(PROBLEM)
Copy each line that has the string "ETHUSDT" somewhere in it.

>>>

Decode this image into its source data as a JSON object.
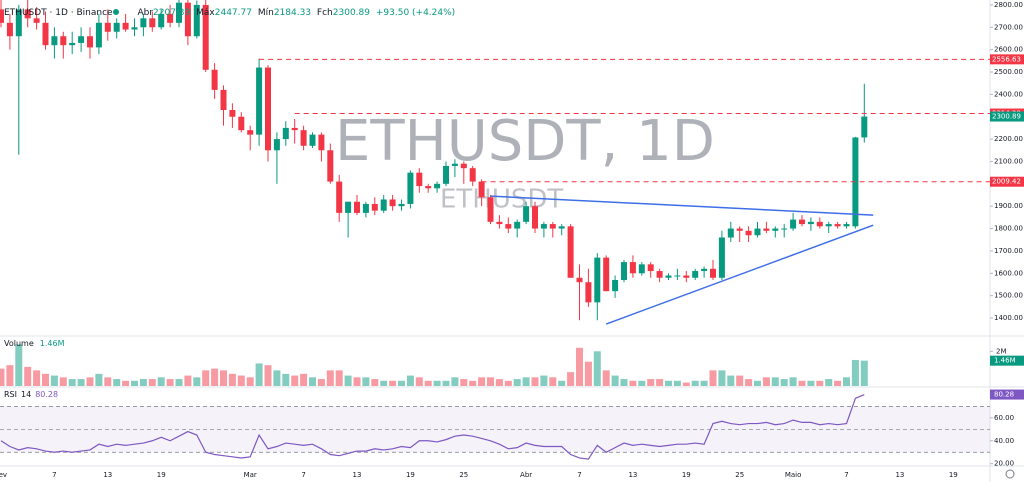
{
  "chart_data": {
    "type": "candlestick",
    "header": {
      "symbol": "ETHUSDT · 1D · Binance",
      "open_label": "Abr",
      "high_label": "Máx",
      "low_label": "Mín",
      "close_label": "Fch",
      "change": "+93.50 (+4.24%)"
    },
    "watermark": "ETHUSDT, 1D",
    "watermark_small": "ETHUSDT",
    "up_color": "#089981",
    "down_color": "#f23645",
    "categories": [
      "Fev",
      null,
      null,
      null,
      null,
      null,
      "7",
      null,
      null,
      null,
      null,
      null,
      "13",
      null,
      null,
      null,
      null,
      null,
      "19",
      null,
      null,
      null,
      null,
      null,
      null,
      null,
      null,
      null,
      "Mar",
      null,
      null,
      null,
      null,
      null,
      "7",
      null,
      null,
      null,
      null,
      null,
      "13",
      null,
      null,
      null,
      null,
      null,
      "19",
      null,
      null,
      null,
      null,
      null,
      "25",
      null,
      null,
      null,
      null,
      null,
      null,
      "Abr",
      null,
      null,
      null,
      null,
      null,
      "7",
      null,
      null,
      null,
      null,
      null,
      "13",
      null,
      null,
      null,
      null,
      null,
      "19",
      null,
      null,
      null,
      null,
      null,
      "25",
      null,
      null,
      null,
      null,
      null,
      "Maio",
      null,
      null,
      null,
      null,
      null,
      "7",
      null,
      null,
      null,
      null,
      null,
      "13",
      null,
      null,
      null,
      null,
      null,
      "19"
    ],
    "candles": [
      [
        2780,
        2830,
        2700,
        2720
      ],
      [
        2720,
        2760,
        2600,
        2660
      ],
      [
        2660,
        2800,
        2130,
        2780
      ],
      [
        2780,
        2830,
        2700,
        2740
      ],
      [
        2740,
        2790,
        2690,
        2720
      ],
      [
        2720,
        2770,
        2600,
        2620
      ],
      [
        2620,
        2700,
        2560,
        2660
      ],
      [
        2660,
        2680,
        2560,
        2620
      ],
      [
        2620,
        2680,
        2580,
        2630
      ],
      [
        2630,
        2700,
        2590,
        2660
      ],
      [
        2660,
        2700,
        2560,
        2610
      ],
      [
        2610,
        2760,
        2580,
        2720
      ],
      [
        2720,
        2780,
        2640,
        2680
      ],
      [
        2680,
        2740,
        2650,
        2720
      ],
      [
        2720,
        2760,
        2680,
        2690
      ],
      [
        2690,
        2740,
        2660,
        2700
      ],
      [
        2700,
        2760,
        2660,
        2740
      ],
      [
        2740,
        2770,
        2680,
        2700
      ],
      [
        2700,
        2780,
        2690,
        2760
      ],
      [
        2760,
        2800,
        2700,
        2720
      ],
      [
        2720,
        2830,
        2700,
        2810
      ],
      [
        2810,
        2850,
        2620,
        2660
      ],
      [
        2660,
        2820,
        2650,
        2800
      ],
      [
        2800,
        2830,
        2500,
        2510
      ],
      [
        2510,
        2540,
        2380,
        2420
      ],
      [
        2420,
        2440,
        2260,
        2330
      ],
      [
        2330,
        2360,
        2250,
        2300
      ],
      [
        2300,
        2320,
        2230,
        2240
      ],
      [
        2240,
        2260,
        2150,
        2220
      ],
      [
        2220,
        2560,
        2170,
        2520
      ],
      [
        2520,
        2530,
        2100,
        2150
      ],
      [
        2150,
        2230,
        2000,
        2200
      ],
      [
        2200,
        2280,
        2170,
        2250
      ],
      [
        2250,
        2290,
        2180,
        2240
      ],
      [
        2240,
        2260,
        2150,
        2170
      ],
      [
        2170,
        2230,
        2160,
        2220
      ],
      [
        2220,
        2230,
        2100,
        2150
      ],
      [
        2150,
        2180,
        2000,
        2010
      ],
      [
        2010,
        2040,
        1830,
        1870
      ],
      [
        1870,
        1920,
        1760,
        1920
      ],
      [
        1920,
        1950,
        1860,
        1870
      ],
      [
        1870,
        1920,
        1850,
        1910
      ],
      [
        1910,
        1940,
        1860,
        1880
      ],
      [
        1880,
        1950,
        1870,
        1930
      ],
      [
        1930,
        1950,
        1880,
        1900
      ],
      [
        1900,
        1930,
        1880,
        1910
      ],
      [
        1910,
        2060,
        1890,
        2050
      ],
      [
        2050,
        2070,
        1960,
        1990
      ],
      [
        1990,
        2000,
        1960,
        1980
      ],
      [
        1980,
        2010,
        1960,
        2000
      ],
      [
        2000,
        2100,
        1990,
        2080
      ],
      [
        2080,
        2110,
        2030,
        2090
      ],
      [
        2090,
        2100,
        2000,
        2070
      ],
      [
        2070,
        2080,
        1990,
        2010
      ],
      [
        2010,
        2020,
        1900,
        1940
      ],
      [
        1940,
        1950,
        1820,
        1830
      ],
      [
        1830,
        1860,
        1800,
        1820
      ],
      [
        1820,
        1850,
        1780,
        1800
      ],
      [
        1800,
        1840,
        1760,
        1830
      ],
      [
        1830,
        1920,
        1820,
        1900
      ],
      [
        1900,
        1920,
        1780,
        1800
      ],
      [
        1800,
        1830,
        1760,
        1820
      ],
      [
        1820,
        1830,
        1760,
        1800
      ],
      [
        1800,
        1820,
        1770,
        1810
      ],
      [
        1810,
        1820,
        1580,
        1580
      ],
      [
        1580,
        1640,
        1390,
        1560
      ],
      [
        1560,
        1620,
        1450,
        1470
      ],
      [
        1470,
        1690,
        1390,
        1670
      ],
      [
        1670,
        1680,
        1520,
        1520
      ],
      [
        1520,
        1590,
        1490,
        1570
      ],
      [
        1570,
        1660,
        1560,
        1650
      ],
      [
        1650,
        1680,
        1580,
        1600
      ],
      [
        1600,
        1650,
        1590,
        1640
      ],
      [
        1640,
        1650,
        1580,
        1610
      ],
      [
        1610,
        1620,
        1560,
        1580
      ],
      [
        1580,
        1600,
        1570,
        1590
      ],
      [
        1590,
        1620,
        1570,
        1590
      ],
      [
        1590,
        1610,
        1560,
        1580
      ],
      [
        1580,
        1620,
        1570,
        1610
      ],
      [
        1610,
        1630,
        1580,
        1620
      ],
      [
        1620,
        1660,
        1570,
        1580
      ],
      [
        1580,
        1790,
        1570,
        1760
      ],
      [
        1760,
        1830,
        1740,
        1800
      ],
      [
        1800,
        1810,
        1740,
        1790
      ],
      [
        1790,
        1810,
        1740,
        1770
      ],
      [
        1770,
        1830,
        1760,
        1800
      ],
      [
        1800,
        1830,
        1780,
        1790
      ],
      [
        1790,
        1810,
        1760,
        1800
      ],
      [
        1800,
        1820,
        1760,
        1800
      ],
      [
        1800,
        1870,
        1790,
        1840
      ],
      [
        1840,
        1860,
        1810,
        1820
      ],
      [
        1820,
        1850,
        1790,
        1830
      ],
      [
        1830,
        1850,
        1800,
        1810
      ],
      [
        1810,
        1830,
        1780,
        1820
      ],
      [
        1820,
        1830,
        1800,
        1810
      ],
      [
        1810,
        1830,
        1800,
        1820
      ],
      [
        1810,
        2210,
        1800,
        2207.39
      ],
      [
        2207.39,
        2447.77,
        2184.33,
        2300.89
      ],
      null,
      null,
      null,
      null,
      null,
      null,
      null,
      null,
      null,
      null
    ],
    "ylim": [
      1324,
      2822
    ],
    "yticks": [
      {
        "value": 1400,
        "label": "1400.00"
      },
      {
        "value": 1500,
        "label": "1500.00"
      },
      {
        "value": 1600,
        "label": "1600.00"
      },
      {
        "value": 1700,
        "label": "1700.00"
      },
      {
        "value": 1800,
        "label": "1800.00"
      },
      {
        "value": 1900,
        "label": "1900.00"
      },
      {
        "value": 2000,
        "label": "2000.00"
      },
      {
        "value": 2100,
        "label": "2100.00"
      },
      {
        "value": 2200,
        "label": "2200.00"
      },
      {
        "value": 2300,
        "label": "2300.00"
      },
      {
        "value": 2400,
        "label": "2400.00"
      },
      {
        "value": 2500,
        "label": "2500.00"
      },
      {
        "value": 2600,
        "label": "2600.00"
      },
      {
        "value": 2700,
        "label": "2700.00"
      },
      {
        "value": 2800,
        "label": "2800.00"
      }
    ],
    "levels": [
      {
        "value": 2556.63,
        "from_index": 29,
        "color": "#f23645"
      },
      {
        "value": 2314.29,
        "from_index": 33,
        "color": "#f23645"
      },
      {
        "value": 2009.42,
        "from_index": 54,
        "color": "#f23645"
      }
    ],
    "trendlines": [
      {
        "from": [
          55,
          1945
        ],
        "to": [
          98,
          1860
        ],
        "color": "#3d6ee8"
      },
      {
        "from": [
          68,
          1373
        ],
        "to": [
          98,
          1815
        ],
        "color": "#3d6ee8"
      }
    ],
    "volume": {
      "name": "Volume",
      "last_label": "1.46M",
      "ylim": [
        0,
        2.65
      ],
      "yticks": [
        {
          "value": 2,
          "label": "2M"
        }
      ],
      "values": [
        1.0,
        1.2,
        2.4,
        1.1,
        0.9,
        0.7,
        0.6,
        0.5,
        0.4,
        0.4,
        0.5,
        0.7,
        0.5,
        0.4,
        0.3,
        0.3,
        0.4,
        0.4,
        0.5,
        0.4,
        0.4,
        0.6,
        0.5,
        0.9,
        1.0,
        0.9,
        0.7,
        0.6,
        0.5,
        1.3,
        1.2,
        0.9,
        0.7,
        0.6,
        0.7,
        0.5,
        0.4,
        0.9,
        0.9,
        0.6,
        0.5,
        0.5,
        0.4,
        0.3,
        0.3,
        0.3,
        0.6,
        0.5,
        0.3,
        0.3,
        0.3,
        0.5,
        0.4,
        0.3,
        0.5,
        0.5,
        0.4,
        0.3,
        0.4,
        0.5,
        0.5,
        0.6,
        0.5,
        0.3,
        0.8,
        2.2,
        1.4,
        2.0,
        0.9,
        0.6,
        0.4,
        0.3,
        0.3,
        0.4,
        0.4,
        0.3,
        0.3,
        0.2,
        0.3,
        0.3,
        0.9,
        0.9,
        0.6,
        0.6,
        0.4,
        0.3,
        0.5,
        0.5,
        0.4,
        0.5,
        0.3,
        0.3,
        0.3,
        0.4,
        0.3,
        0.5,
        1.5,
        1.46,
        null,
        null,
        null,
        null,
        null,
        null,
        null,
        null,
        null,
        null
      ]
    },
    "rsi": {
      "name": "RSI",
      "length": 14,
      "color": "#7e57c2",
      "ylim": [
        18,
        86
      ],
      "band": [
        30,
        70
      ],
      "midline": 50,
      "yticks": [
        {
          "value": 20,
          "label": "20.00"
        },
        {
          "value": 40,
          "label": "40.00"
        },
        {
          "value": 60,
          "label": "60.00"
        },
        {
          "value": 80,
          "label": "80.00"
        }
      ],
      "values": [
        40,
        35,
        32,
        34,
        33,
        31,
        30,
        31,
        30,
        31,
        32,
        37,
        35,
        37,
        36,
        37,
        38,
        40,
        43,
        40,
        44,
        48,
        45,
        30,
        28,
        27,
        26,
        25,
        26,
        45,
        33,
        35,
        38,
        37,
        36,
        37,
        33,
        28,
        27,
        29,
        31,
        31,
        33,
        32,
        33,
        35,
        34,
        40,
        40,
        39,
        41,
        44,
        45,
        44,
        42,
        40,
        37,
        33,
        34,
        38,
        36,
        35,
        35,
        35,
        28,
        25,
        24,
        36,
        30,
        34,
        38,
        36,
        37,
        36,
        35,
        36,
        37,
        37,
        38,
        37,
        55,
        57,
        55,
        54,
        55,
        55,
        56,
        54,
        55,
        58,
        56,
        56,
        54,
        55,
        54,
        55,
        77,
        80.28,
        null,
        null,
        null,
        null,
        null,
        null,
        null,
        null,
        null,
        null
      ]
    }
  }
}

<<<

(TASK RESULT)
      "symbol": "ETHUSDT · 1D · Binance",
    "watermark": "ETHUSDT, 1D",
    "watermark_small": "ETHUSDT",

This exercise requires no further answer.